>> Begin
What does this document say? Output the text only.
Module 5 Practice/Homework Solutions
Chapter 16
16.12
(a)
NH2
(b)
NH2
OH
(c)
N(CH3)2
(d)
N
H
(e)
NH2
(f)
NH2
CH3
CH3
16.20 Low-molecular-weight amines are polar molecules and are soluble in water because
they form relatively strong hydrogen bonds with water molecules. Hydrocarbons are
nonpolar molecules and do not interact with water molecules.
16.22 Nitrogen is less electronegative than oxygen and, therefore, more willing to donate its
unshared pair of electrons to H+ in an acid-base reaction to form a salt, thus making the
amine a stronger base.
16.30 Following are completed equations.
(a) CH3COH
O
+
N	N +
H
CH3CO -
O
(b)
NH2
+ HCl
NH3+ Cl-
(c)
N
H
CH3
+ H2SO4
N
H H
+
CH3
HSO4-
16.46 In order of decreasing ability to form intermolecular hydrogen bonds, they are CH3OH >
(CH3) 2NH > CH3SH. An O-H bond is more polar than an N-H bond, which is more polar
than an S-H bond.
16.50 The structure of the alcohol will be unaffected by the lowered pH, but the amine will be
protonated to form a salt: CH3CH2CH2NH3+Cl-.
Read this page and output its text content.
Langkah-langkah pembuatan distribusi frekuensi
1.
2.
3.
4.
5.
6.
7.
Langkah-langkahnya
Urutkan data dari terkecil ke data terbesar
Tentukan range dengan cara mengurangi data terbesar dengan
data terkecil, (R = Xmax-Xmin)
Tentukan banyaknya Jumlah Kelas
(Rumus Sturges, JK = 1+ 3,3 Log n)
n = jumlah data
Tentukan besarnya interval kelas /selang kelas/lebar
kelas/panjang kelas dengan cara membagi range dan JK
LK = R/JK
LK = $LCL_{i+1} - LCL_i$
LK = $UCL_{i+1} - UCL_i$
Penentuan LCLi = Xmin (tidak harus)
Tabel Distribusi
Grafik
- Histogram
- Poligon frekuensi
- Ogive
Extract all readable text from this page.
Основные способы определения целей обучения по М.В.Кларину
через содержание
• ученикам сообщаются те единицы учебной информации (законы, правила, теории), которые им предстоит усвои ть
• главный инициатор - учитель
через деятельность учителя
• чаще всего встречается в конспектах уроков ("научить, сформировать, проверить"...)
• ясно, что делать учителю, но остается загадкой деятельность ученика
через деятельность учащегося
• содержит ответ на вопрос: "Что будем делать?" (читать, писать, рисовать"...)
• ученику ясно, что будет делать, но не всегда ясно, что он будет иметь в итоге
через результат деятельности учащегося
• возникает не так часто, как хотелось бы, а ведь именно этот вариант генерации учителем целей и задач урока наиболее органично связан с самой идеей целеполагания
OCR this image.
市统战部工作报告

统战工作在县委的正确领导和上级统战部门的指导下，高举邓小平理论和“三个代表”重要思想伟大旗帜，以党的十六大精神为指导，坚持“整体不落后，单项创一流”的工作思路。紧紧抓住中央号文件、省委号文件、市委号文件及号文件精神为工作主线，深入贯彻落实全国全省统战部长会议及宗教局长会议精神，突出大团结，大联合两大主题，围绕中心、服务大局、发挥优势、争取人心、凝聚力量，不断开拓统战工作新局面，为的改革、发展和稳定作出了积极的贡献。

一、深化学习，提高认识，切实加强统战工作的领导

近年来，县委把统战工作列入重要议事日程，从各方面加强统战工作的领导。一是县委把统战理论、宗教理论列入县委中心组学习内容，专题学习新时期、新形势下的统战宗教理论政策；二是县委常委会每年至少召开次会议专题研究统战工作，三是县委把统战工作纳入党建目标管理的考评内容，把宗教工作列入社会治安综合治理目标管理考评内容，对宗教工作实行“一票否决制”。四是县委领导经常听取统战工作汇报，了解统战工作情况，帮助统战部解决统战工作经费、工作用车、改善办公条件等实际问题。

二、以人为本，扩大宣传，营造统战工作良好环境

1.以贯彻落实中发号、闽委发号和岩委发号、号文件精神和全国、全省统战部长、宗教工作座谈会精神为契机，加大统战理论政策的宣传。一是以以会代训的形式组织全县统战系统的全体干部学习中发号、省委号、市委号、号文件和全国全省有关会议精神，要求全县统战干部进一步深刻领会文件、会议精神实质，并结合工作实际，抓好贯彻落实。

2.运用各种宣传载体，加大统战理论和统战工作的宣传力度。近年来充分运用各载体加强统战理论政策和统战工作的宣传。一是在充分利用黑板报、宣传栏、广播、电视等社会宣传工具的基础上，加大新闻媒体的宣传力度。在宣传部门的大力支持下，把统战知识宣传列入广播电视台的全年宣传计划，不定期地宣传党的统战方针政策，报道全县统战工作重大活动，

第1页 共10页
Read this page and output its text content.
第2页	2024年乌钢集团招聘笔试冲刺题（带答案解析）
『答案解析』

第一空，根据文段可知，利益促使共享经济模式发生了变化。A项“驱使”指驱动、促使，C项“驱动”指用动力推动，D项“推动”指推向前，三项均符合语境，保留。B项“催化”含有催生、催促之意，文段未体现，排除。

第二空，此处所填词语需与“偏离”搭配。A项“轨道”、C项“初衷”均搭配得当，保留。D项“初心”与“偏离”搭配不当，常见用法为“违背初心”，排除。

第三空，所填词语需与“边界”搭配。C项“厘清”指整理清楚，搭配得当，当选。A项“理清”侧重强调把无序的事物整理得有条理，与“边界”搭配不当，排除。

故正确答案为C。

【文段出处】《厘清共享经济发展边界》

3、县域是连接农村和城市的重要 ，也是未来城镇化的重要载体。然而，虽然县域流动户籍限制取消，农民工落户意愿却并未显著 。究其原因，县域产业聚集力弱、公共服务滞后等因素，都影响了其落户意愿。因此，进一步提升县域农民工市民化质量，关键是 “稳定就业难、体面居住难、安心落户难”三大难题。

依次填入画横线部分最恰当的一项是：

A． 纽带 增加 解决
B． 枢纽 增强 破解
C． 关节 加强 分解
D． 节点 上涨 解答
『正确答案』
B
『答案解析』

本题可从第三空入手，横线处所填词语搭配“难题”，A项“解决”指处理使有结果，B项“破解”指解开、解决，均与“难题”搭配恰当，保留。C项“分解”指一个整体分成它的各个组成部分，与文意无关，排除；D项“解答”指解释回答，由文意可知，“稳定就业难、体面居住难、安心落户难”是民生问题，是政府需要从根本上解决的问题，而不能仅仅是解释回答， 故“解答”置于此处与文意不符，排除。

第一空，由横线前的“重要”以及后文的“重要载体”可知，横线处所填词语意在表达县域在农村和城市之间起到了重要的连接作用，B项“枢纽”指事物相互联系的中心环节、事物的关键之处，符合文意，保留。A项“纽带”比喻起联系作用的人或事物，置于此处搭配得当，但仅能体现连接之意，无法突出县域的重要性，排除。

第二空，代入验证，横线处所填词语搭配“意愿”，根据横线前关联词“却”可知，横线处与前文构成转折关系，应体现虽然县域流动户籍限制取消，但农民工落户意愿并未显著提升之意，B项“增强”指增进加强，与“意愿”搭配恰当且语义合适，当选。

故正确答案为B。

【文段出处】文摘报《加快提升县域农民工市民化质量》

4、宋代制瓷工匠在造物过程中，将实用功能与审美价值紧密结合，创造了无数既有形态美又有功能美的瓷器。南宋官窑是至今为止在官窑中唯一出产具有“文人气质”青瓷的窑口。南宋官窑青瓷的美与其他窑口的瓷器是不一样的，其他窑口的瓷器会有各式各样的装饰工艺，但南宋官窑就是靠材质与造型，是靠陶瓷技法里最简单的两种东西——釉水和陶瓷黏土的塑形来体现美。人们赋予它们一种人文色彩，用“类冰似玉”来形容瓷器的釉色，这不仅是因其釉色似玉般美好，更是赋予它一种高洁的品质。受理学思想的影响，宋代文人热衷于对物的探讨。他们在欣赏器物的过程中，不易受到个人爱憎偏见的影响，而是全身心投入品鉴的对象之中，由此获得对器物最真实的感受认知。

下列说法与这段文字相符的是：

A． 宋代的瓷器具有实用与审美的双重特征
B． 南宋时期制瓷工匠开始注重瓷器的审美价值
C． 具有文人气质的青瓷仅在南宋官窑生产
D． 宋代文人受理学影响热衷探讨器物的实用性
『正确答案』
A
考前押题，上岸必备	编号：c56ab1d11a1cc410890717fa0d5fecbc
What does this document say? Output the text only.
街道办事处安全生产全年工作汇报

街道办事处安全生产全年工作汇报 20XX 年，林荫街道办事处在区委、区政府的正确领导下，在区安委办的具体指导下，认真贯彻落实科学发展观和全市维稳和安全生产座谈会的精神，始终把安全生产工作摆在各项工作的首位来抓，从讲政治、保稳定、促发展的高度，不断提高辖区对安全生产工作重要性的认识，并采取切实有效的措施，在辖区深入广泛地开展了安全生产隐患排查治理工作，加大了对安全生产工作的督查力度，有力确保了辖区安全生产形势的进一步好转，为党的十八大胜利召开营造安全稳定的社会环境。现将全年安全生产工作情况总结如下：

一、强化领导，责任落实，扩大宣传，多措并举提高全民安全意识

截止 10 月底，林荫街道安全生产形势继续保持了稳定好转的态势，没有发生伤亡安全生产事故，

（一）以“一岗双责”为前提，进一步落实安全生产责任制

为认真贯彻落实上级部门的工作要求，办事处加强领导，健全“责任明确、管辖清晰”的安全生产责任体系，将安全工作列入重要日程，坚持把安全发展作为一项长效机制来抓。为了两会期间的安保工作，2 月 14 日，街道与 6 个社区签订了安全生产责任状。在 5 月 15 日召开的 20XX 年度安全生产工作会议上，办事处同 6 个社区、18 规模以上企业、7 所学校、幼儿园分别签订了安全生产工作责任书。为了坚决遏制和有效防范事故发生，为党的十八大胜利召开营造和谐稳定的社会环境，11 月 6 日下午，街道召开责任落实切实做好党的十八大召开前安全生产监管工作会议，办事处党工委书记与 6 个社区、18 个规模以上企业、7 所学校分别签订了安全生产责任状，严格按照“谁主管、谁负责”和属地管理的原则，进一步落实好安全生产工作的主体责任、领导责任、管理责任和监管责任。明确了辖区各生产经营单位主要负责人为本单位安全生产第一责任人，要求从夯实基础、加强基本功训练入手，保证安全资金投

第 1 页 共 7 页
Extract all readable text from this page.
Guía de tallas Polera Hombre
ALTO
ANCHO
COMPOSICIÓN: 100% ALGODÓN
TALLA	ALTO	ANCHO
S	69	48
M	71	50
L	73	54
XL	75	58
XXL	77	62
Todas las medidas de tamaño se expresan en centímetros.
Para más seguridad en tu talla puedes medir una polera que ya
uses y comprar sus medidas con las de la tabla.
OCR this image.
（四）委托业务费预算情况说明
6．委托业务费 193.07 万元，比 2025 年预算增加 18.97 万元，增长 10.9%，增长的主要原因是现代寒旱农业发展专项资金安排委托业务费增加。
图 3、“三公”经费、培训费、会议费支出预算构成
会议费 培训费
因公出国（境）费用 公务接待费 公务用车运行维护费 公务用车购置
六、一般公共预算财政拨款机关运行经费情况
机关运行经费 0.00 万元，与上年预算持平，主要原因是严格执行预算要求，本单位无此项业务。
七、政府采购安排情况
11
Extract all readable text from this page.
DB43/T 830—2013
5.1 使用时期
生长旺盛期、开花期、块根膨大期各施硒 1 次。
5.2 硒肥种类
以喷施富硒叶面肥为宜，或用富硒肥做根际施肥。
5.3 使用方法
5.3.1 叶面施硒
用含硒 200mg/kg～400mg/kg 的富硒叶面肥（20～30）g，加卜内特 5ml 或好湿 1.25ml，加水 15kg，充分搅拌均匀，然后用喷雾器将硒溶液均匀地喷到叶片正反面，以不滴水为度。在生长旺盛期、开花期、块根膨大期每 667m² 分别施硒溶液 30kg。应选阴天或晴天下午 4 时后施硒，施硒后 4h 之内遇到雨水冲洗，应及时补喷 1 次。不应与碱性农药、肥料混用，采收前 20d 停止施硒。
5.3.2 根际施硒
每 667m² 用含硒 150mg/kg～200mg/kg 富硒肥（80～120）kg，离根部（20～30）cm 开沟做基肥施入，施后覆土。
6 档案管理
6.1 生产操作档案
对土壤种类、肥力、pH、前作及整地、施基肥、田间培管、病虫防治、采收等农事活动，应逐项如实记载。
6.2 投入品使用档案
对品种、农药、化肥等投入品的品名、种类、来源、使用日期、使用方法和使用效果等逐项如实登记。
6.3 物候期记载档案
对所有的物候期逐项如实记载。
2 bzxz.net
>> End
__Do this__:
Scan the listing above and copy all lines containing the word "more".

__Written solution__:
16.22 Nitrogen is less electronegative than oxygen and, therefore, more willing to donate its
(CH3) 2NH > CH3SH. An O-H bond is more polar than an N-H bond, which is more polar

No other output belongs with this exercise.